### Short exercise
Please give the data below again in full, exactly as it stands.

### Entries supplied
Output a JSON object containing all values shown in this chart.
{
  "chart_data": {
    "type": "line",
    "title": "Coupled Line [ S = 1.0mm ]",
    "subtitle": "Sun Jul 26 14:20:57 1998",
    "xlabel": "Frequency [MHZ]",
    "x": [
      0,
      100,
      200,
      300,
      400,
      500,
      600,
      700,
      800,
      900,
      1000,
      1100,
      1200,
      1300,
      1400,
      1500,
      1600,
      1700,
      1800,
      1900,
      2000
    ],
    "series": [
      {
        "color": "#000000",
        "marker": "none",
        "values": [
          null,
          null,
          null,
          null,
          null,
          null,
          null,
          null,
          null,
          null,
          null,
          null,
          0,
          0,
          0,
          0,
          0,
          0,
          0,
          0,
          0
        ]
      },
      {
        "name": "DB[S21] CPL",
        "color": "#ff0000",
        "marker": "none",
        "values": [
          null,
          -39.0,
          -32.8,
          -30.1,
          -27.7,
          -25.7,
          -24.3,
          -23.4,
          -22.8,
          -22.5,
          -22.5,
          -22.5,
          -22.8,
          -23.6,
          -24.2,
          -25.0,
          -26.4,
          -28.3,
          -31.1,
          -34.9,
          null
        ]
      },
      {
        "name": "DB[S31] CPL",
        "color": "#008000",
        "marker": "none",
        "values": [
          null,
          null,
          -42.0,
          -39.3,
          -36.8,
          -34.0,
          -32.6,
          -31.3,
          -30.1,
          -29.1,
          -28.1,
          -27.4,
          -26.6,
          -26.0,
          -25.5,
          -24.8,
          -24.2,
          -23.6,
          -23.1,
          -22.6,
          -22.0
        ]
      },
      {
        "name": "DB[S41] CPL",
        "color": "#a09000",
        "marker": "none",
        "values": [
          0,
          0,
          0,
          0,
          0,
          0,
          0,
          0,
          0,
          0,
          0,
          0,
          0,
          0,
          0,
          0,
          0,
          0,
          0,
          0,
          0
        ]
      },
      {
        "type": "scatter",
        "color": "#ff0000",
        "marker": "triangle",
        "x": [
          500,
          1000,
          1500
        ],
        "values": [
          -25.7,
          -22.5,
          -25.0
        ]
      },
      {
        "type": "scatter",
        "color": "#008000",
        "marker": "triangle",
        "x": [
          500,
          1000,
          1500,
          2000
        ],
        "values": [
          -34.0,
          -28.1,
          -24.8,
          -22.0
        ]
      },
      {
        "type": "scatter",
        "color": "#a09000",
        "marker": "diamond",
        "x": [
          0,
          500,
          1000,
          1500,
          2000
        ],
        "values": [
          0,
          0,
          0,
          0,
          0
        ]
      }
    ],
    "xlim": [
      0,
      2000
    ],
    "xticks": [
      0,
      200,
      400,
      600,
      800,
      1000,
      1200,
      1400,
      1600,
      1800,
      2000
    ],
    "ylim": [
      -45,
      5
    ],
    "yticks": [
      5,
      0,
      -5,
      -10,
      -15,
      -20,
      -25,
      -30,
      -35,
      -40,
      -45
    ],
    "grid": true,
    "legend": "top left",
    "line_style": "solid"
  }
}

### Result of the task
Output a JSON object containing all values shown in this chart.
{
  "chart_data": {
    "type": "line",
    "title": "Coupled Line [ S = 1.0mm ]",
    "subtitle": "Sun Jul 26 14:20:57 1998",
    "xlabel": "Frequency [MHZ]",
    "x": [
      0,
      100,
      200,
      300,
      400,
      500,
      600,
      700,
      800,
      900,
      1000,
      1100,
      1200,
      1300,
      1400,
      1500,
      1600,
      1700,
      1800,
      1900,
      2000
    ],
    "series": [
      {
        "color": "#000000",
        "marker": "none",
        "values": [
          null,
          null,
          null,
          null,
          null,
          null,
          null,
          null,
          null,
          null,
          null,
          null,
          0,
          0,
          0,
          0,
          0,
          0,
          0,
          0,
          0
        ]
      },
      {
        "name": "DB[S21] CPL",
        "color": "#ff0000",
        "marker": "none",
        "values": [
          null,
          -39.0,
          -32.8,
          -30.1,
          -27.7,
          -25.7,
          -24.3,
          -23.4,
          -22.8,
          -22.5,
          -22.5,
          -22.5,
          -22.8,
          -23.6,
          -24.2,
          -25.0,
          -26.4,
          -28.3,
          -31.1,
          -34.9,
          null
        ]
      },
      {
        "name": "DB[S31] CPL",
        "color": "#008000",
        "marker": "none",
        "values": [
          null,
          null,
          -42.0,
          -39.3,
          -36.8,
          -34.0,
          -32.6,
          -31.3,
          -30.1,
          -29.1,
          -28.1,
          -27.4,
          -26.6,
          -26.0,
          -25.5,
          -24.8,
          -24.2,
          -23.6,
          -23.1,
          -22.6,
          -22.0
        ]
      },
      {
        "name": "DB[S41] CPL",
        "color": "#a09000",
        "marker": "none",
        "values": [
          0,
          0,
          0,
          0,
          0,
          0,
          0,
          0,
          0,
          0,
          0,
          0,
          0,
          0,
          0,
          0,
          0,
          0,
          0,
          0,
          0
        ]
      },
      {
        "type": "scatter",
        "color": "#ff0000",
        "marker": "triangle",
        "x": [
          500,
          1000,
          1500
        ],
        "values": [
          -25.7,
          -22.5,
          -25.0
        ]
      },
      {
        "type": "scatter",
        "color": "#008000",
        "marker": "triangle",
        "x": [
          500,
          1000,
          1500,
          2000
        ],
        "values": [
          -34.0,
          -28.1,
          -24.8,
          -22.0
        ]
      },
      {
        "type": "scatter",
        "color": "#a09000",
        "marker": "diamond",
        "x": [
          0,
          500,
          1000,
          1500,
          2000
        ],
        "values": [
          0,
          0,
          0,
          0,
          0
        ]
      }
    ],
    "xlim": [
      0,
      2000
    ],
    "xticks": [
      0,
      200,
      400,
      600,
      800,
      1000,
      1200,
      1400,
      1600,
      1800,
      2000
    ],
    "ylim": [
      -45,
      5
    ],
    "yticks": [
      5,
      0,
      -5,
      -10,
      -15,
      -20,
      -25,
      -30,
      -35,
      -40,
      -45
    ],
    "grid": true,
    "legend": "top left",
    "line_style": "solid"
  }
}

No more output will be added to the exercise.